Records:
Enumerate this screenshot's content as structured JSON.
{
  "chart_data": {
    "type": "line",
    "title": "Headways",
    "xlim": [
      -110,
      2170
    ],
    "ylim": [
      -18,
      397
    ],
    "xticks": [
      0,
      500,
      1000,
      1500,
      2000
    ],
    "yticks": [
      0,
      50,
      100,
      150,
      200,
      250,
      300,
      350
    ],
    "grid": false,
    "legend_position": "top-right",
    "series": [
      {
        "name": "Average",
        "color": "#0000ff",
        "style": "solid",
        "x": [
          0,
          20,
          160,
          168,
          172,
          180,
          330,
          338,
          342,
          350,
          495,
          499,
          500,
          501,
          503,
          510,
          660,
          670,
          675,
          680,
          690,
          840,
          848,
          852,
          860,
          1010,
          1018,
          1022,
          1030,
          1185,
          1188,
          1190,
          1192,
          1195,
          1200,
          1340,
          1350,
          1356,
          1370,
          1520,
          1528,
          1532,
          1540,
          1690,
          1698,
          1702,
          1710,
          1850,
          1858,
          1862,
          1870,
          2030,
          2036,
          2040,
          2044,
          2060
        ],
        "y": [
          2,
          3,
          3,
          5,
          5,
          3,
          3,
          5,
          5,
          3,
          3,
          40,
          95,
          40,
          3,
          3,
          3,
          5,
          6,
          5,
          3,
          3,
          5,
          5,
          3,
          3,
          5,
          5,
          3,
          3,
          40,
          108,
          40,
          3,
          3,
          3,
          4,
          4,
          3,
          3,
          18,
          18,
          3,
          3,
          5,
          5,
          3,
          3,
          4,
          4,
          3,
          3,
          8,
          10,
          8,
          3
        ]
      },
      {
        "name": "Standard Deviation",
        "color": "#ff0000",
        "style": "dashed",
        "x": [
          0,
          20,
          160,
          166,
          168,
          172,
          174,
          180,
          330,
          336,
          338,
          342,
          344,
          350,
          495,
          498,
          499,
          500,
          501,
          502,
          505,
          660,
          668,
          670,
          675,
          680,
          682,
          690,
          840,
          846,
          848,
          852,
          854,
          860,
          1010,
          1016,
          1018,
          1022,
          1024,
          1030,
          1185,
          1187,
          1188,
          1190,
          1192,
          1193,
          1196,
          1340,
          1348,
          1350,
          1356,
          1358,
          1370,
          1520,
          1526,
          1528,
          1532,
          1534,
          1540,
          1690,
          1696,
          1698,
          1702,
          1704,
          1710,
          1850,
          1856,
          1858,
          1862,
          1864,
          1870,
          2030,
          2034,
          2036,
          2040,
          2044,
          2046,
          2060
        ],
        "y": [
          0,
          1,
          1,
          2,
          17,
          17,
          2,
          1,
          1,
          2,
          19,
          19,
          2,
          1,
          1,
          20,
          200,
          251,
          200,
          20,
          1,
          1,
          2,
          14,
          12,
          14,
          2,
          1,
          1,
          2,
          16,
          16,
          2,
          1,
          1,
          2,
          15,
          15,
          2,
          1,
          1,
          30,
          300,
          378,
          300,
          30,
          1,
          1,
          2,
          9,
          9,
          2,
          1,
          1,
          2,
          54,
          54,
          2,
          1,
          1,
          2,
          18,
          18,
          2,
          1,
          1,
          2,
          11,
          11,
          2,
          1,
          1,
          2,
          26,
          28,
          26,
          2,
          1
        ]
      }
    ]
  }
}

▶ THE PROBLEM
Give only the count of lines in the data that include the string "name".

▶ SOLUTION BELOW
2